EXERCISE DATA:
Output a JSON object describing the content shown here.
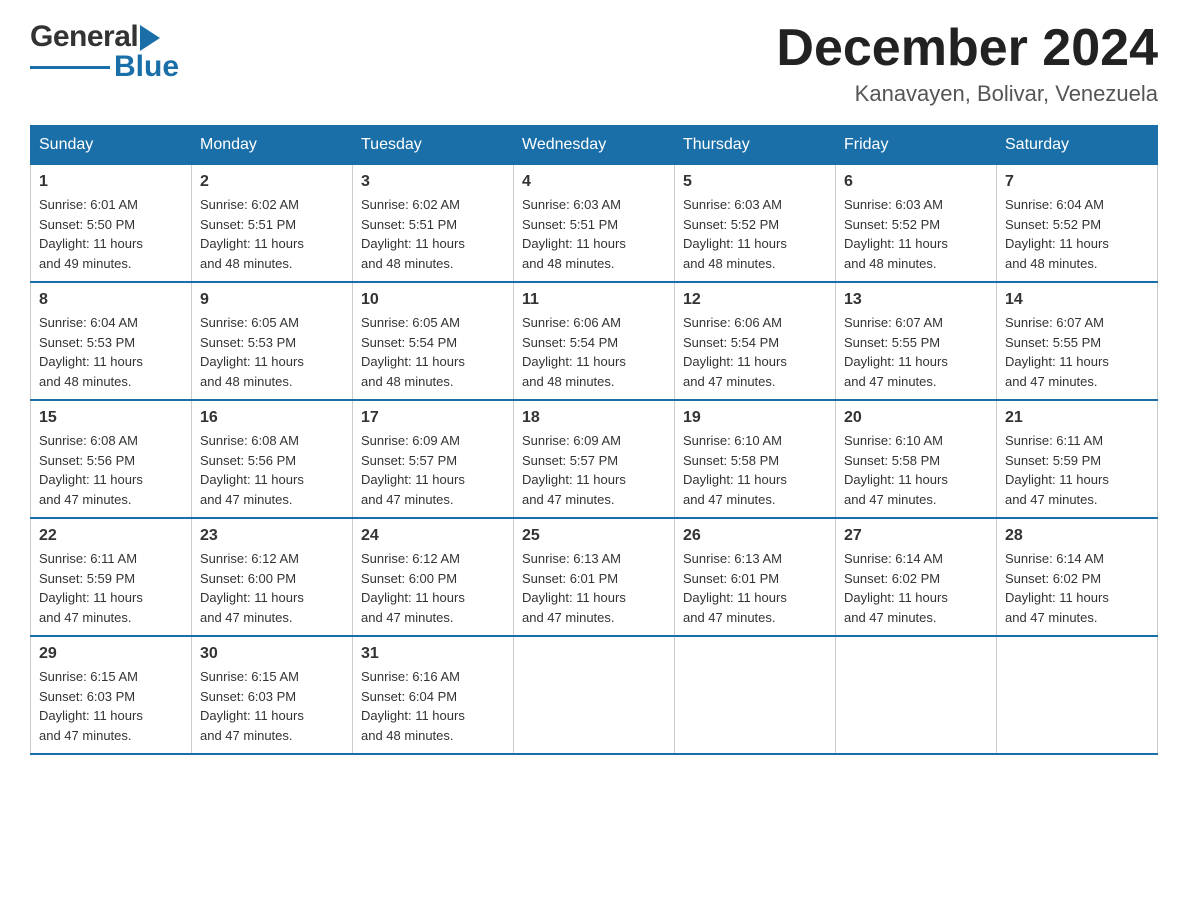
{
  "header": {
    "logo_general": "General",
    "logo_blue": "Blue",
    "month_title": "December 2024",
    "location": "Kanavayen, Bolivar, Venezuela"
  },
  "weekdays": [
    "Sunday",
    "Monday",
    "Tuesday",
    "Wednesday",
    "Thursday",
    "Friday",
    "Saturday"
  ],
  "weeks": [
    [
      {
        "day": "1",
        "sunrise": "6:01 AM",
        "sunset": "5:50 PM",
        "daylight": "11 hours and 49 minutes."
      },
      {
        "day": "2",
        "sunrise": "6:02 AM",
        "sunset": "5:51 PM",
        "daylight": "11 hours and 48 minutes."
      },
      {
        "day": "3",
        "sunrise": "6:02 AM",
        "sunset": "5:51 PM",
        "daylight": "11 hours and 48 minutes."
      },
      {
        "day": "4",
        "sunrise": "6:03 AM",
        "sunset": "5:51 PM",
        "daylight": "11 hours and 48 minutes."
      },
      {
        "day": "5",
        "sunrise": "6:03 AM",
        "sunset": "5:52 PM",
        "daylight": "11 hours and 48 minutes."
      },
      {
        "day": "6",
        "sunrise": "6:03 AM",
        "sunset": "5:52 PM",
        "daylight": "11 hours and 48 minutes."
      },
      {
        "day": "7",
        "sunrise": "6:04 AM",
        "sunset": "5:52 PM",
        "daylight": "11 hours and 48 minutes."
      }
    ],
    [
      {
        "day": "8",
        "sunrise": "6:04 AM",
        "sunset": "5:53 PM",
        "daylight": "11 hours and 48 minutes."
      },
      {
        "day": "9",
        "sunrise": "6:05 AM",
        "sunset": "5:53 PM",
        "daylight": "11 hours and 48 minutes."
      },
      {
        "day": "10",
        "sunrise": "6:05 AM",
        "sunset": "5:54 PM",
        "daylight": "11 hours and 48 minutes."
      },
      {
        "day": "11",
        "sunrise": "6:06 AM",
        "sunset": "5:54 PM",
        "daylight": "11 hours and 48 minutes."
      },
      {
        "day": "12",
        "sunrise": "6:06 AM",
        "sunset": "5:54 PM",
        "daylight": "11 hours and 47 minutes."
      },
      {
        "day": "13",
        "sunrise": "6:07 AM",
        "sunset": "5:55 PM",
        "daylight": "11 hours and 47 minutes."
      },
      {
        "day": "14",
        "sunrise": "6:07 AM",
        "sunset": "5:55 PM",
        "daylight": "11 hours and 47 minutes."
      }
    ],
    [
      {
        "day": "15",
        "sunrise": "6:08 AM",
        "sunset": "5:56 PM",
        "daylight": "11 hours and 47 minutes."
      },
      {
        "day": "16",
        "sunrise": "6:08 AM",
        "sunset": "5:56 PM",
        "daylight": "11 hours and 47 minutes."
      },
      {
        "day": "17",
        "sunrise": "6:09 AM",
        "sunset": "5:57 PM",
        "daylight": "11 hours and 47 minutes."
      },
      {
        "day": "18",
        "sunrise": "6:09 AM",
        "sunset": "5:57 PM",
        "daylight": "11 hours and 47 minutes."
      },
      {
        "day": "19",
        "sunrise": "6:10 AM",
        "sunset": "5:58 PM",
        "daylight": "11 hours and 47 minutes."
      },
      {
        "day": "20",
        "sunrise": "6:10 AM",
        "sunset": "5:58 PM",
        "daylight": "11 hours and 47 minutes."
      },
      {
        "day": "21",
        "sunrise": "6:11 AM",
        "sunset": "5:59 PM",
        "daylight": "11 hours and 47 minutes."
      }
    ],
    [
      {
        "day": "22",
        "sunrise": "6:11 AM",
        "sunset": "5:59 PM",
        "daylight": "11 hours and 47 minutes."
      },
      {
        "day": "23",
        "sunrise": "6:12 AM",
        "sunset": "6:00 PM",
        "daylight": "11 hours and 47 minutes."
      },
      {
        "day": "24",
        "sunrise": "6:12 AM",
        "sunset": "6:00 PM",
        "daylight": "11 hours and 47 minutes."
      },
      {
        "day": "25",
        "sunrise": "6:13 AM",
        "sunset": "6:01 PM",
        "daylight": "11 hours and 47 minutes."
      },
      {
        "day": "26",
        "sunrise": "6:13 AM",
        "sunset": "6:01 PM",
        "daylight": "11 hours and 47 minutes."
      },
      {
        "day": "27",
        "sunrise": "6:14 AM",
        "sunset": "6:02 PM",
        "daylight": "11 hours and 47 minutes."
      },
      {
        "day": "28",
        "sunrise": "6:14 AM",
        "sunset": "6:02 PM",
        "daylight": "11 hours and 47 minutes."
      }
    ],
    [
      {
        "day": "29",
        "sunrise": "6:15 AM",
        "sunset": "6:03 PM",
        "daylight": "11 hours and 47 minutes."
      },
      {
        "day": "30",
        "sunrise": "6:15 AM",
        "sunset": "6:03 PM",
        "daylight": "11 hours and 47 minutes."
      },
      {
        "day": "31",
        "sunrise": "6:16 AM",
        "sunset": "6:04 PM",
        "daylight": "11 hours and 48 minutes."
      },
      null,
      null,
      null,
      null
    ]
  ],
  "labels": {
    "sunrise": "Sunrise:",
    "sunset": "Sunset:",
    "daylight": "Daylight:"
  }
}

AIM: Copy out the data above exactly, except the pictures.

RESULT OF THIS TASK:
Output a JSON object describing the content shown here.
{
  "header": {
    "logo_general": "General",
    "logo_blue": "Blue",
    "month_title": "December 2024",
    "location": "Kanavayen, Bolivar, Venezuela"
  },
  "weekdays": [
    "Sunday",
    "Monday",
    "Tuesday",
    "Wednesday",
    "Thursday",
    "Friday",
    "Saturday"
  ],
  "weeks": [
    [
      {
        "day": "1",
        "sunrise": "6:01 AM",
        "sunset": "5:50 PM",
        "daylight": "11 hours and 49 minutes."
      },
      {
        "day": "2",
        "sunrise": "6:02 AM",
        "sunset": "5:51 PM",
        "daylight": "11 hours and 48 minutes."
      },
      {
        "day": "3",
        "sunrise": "6:02 AM",
        "sunset": "5:51 PM",
        "daylight": "11 hours and 48 minutes."
      },
      {
        "day": "4",
        "sunrise": "6:03 AM",
        "sunset": "5:51 PM",
        "daylight": "11 hours and 48 minutes."
      },
      {
        "day": "5",
        "sunrise": "6:03 AM",
        "sunset": "5:52 PM",
        "daylight": "11 hours and 48 minutes."
      },
      {
        "day": "6",
        "sunrise": "6:03 AM",
        "sunset": "5:52 PM",
        "daylight": "11 hours and 48 minutes."
      },
      {
        "day": "7",
        "sunrise": "6:04 AM",
        "sunset": "5:52 PM",
        "daylight": "11 hours and 48 minutes."
      }
    ],
    [
      {
        "day": "8",
        "sunrise": "6:04 AM",
        "sunset": "5:53 PM",
        "daylight": "11 hours and 48 minutes."
      },
      {
        "day": "9",
        "sunrise": "6:05 AM",
        "sunset": "5:53 PM",
        "daylight": "11 hours and 48 minutes."
      },
      {
        "day": "10",
        "sunrise": "6:05 AM",
        "sunset": "5:54 PM",
        "daylight": "11 hours and 48 minutes."
      },
      {
        "day": "11",
        "sunrise": "6:06 AM",
        "sunset": "5:54 PM",
        "daylight": "11 hours and 48 minutes."
      },
      {
        "day": "12",
        "sunrise": "6:06 AM",
        "sunset": "5:54 PM",
        "daylight": "11 hours and 47 minutes."
      },
      {
        "day": "13",
        "sunrise": "6:07 AM",
        "sunset": "5:55 PM",
        "daylight": "11 hours and 47 minutes."
      },
      {
        "day": "14",
        "sunrise": "6:07 AM",
        "sunset": "5:55 PM",
        "daylight": "11 hours and 47 minutes."
      }
    ],
    [
      {
        "day": "15",
        "sunrise": "6:08 AM",
        "sunset": "5:56 PM",
        "daylight": "11 hours and 47 minutes."
      },
      {
        "day": "16",
        "sunrise": "6:08 AM",
        "sunset": "5:56 PM",
        "daylight": "11 hours and 47 minutes."
      },
      {
        "day": "17",
        "sunrise": "6:09 AM",
        "sunset": "5:57 PM",
        "daylight": "11 hours and 47 minutes."
      },
      {
        "day": "18",
        "sunrise": "6:09 AM",
        "sunset": "5:57 PM",
        "daylight": "11 hours and 47 minutes."
      },
      {
        "day": "19",
        "sunrise": "6:10 AM",
        "sunset": "5:58 PM",
        "daylight": "11 hours and 47 minutes."
      },
      {
        "day": "20",
        "sunrise": "6:10 AM",
        "sunset": "5:58 PM",
        "daylight": "11 hours and 47 minutes."
      },
      {
        "day": "21",
        "sunrise": "6:11 AM",
        "sunset": "5:59 PM",
        "daylight": "11 hours and 47 minutes."
      }
    ],
    [
      {
        "day": "22",
        "sunrise": "6:11 AM",
        "sunset": "5:59 PM",
        "daylight": "11 hours and 47 minutes."
      },
      {
        "day": "23",
        "sunrise": "6:12 AM",
        "sunset": "6:00 PM",
        "daylight": "11 hours and 47 minutes."
      },
      {
        "day": "24",
        "sunrise": "6:12 AM",
        "sunset": "6:00 PM",
        "daylight": "11 hours and 47 minutes."
      },
      {
        "day": "25",
        "sunrise": "6:13 AM",
        "sunset": "6:01 PM",
        "daylight": "11 hours and 47 minutes."
      },
      {
        "day": "26",
        "sunrise": "6:13 AM",
        "sunset": "6:01 PM",
        "daylight": "11 hours and 47 minutes."
      },
      {
        "day": "27",
        "sunrise": "6:14 AM",
        "sunset": "6:02 PM",
        "daylight": "11 hours and 47 minutes."
      },
      {
        "day": "28",
        "sunrise": "6:14 AM",
        "sunset": "6:02 PM",
        "daylight": "11 hours and 47 minutes."
      }
    ],
    [
      {
        "day": "29",
        "sunrise": "6:15 AM",
        "sunset": "6:03 PM",
        "daylight": "11 hours and 47 minutes."
      },
      {
        "day": "30",
        "sunrise": "6:15 AM",
        "sunset": "6:03 PM",
        "daylight": "11 hours and 47 minutes."
      },
      {
        "day": "31",
        "sunrise": "6:16 AM",
        "sunset": "6:04 PM",
        "daylight": "11 hours and 48 minutes."
      },
      null,
      null,
      null,
      null
    ]
  ],
  "labels": {
    "sunrise": "Sunrise:",
    "sunset": "Sunset:",
    "daylight": "Daylight:"
  }
}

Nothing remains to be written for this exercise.